_What is needed_. Copy out each line of the material in which the word "العالي" appears.

_Recorded information_.
* start *

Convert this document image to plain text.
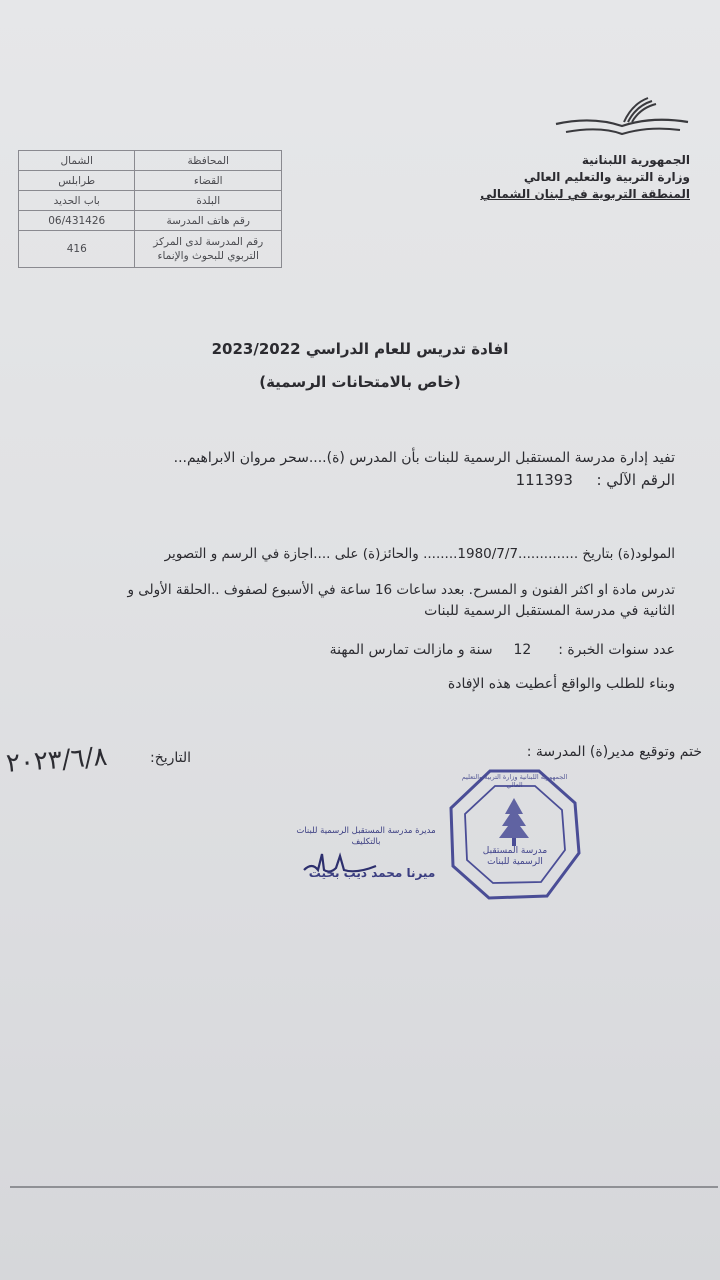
الجمهورية اللبنانية
وزارة التربية والتعليم العالي
المنطقة التربوية في لبنان الشمالي
المحافظة	الشمال
القضاء	طرابلس
البلدة	باب الحديد
رقم هاتف المدرسة	06/431426
رقم المدرسة لدى المركز التربوي للبحوث والإنماء	416
افادة تدريس للعام الدراسي 2023/2022
(خاص بالامتحانات الرسمية)
تفيد إدارة مدرسة المستقبل الرسمية للبنات بأن المدرس (ة)....سحر مروان الابراهيم...
الرقم الآلي :  111393
المولود(ة) بتاريخ ..............1980/7/7........ والحائز(ة) على ....اجازة في الرسم و التصوير
تدرس مادة او اكثر الفنون و المسرح. بعدد ساعات 16 ساعة في الأسبوع لصفوف ..الحلقة الأولى و
الثانية في مدرسة المستقبل الرسمية للبنات
عدد سنوات الخبرة :  12  سنة و مازالت تمارس المهنة
وبناء للطلب والواقع أعطيت هذه الإفادة
ختم وتوقيع مدير(ة) المدرسة :
التاريخ:
٢٠٢٣/٦/٨
مدرسة المستقبل
الرسمية للبنات
الجمهورية اللبنانية وزارة التربية والتعليم العالي
مديرة مدرسة المستقبل الرسمية للبنات
بالتكليف
ميرنا محمد ديب بخيت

* end *

_Result for this exercise_.
وزارة التربية والتعليم العالي
الجمهورية اللبنانية وزارة التربية والتعليم العالي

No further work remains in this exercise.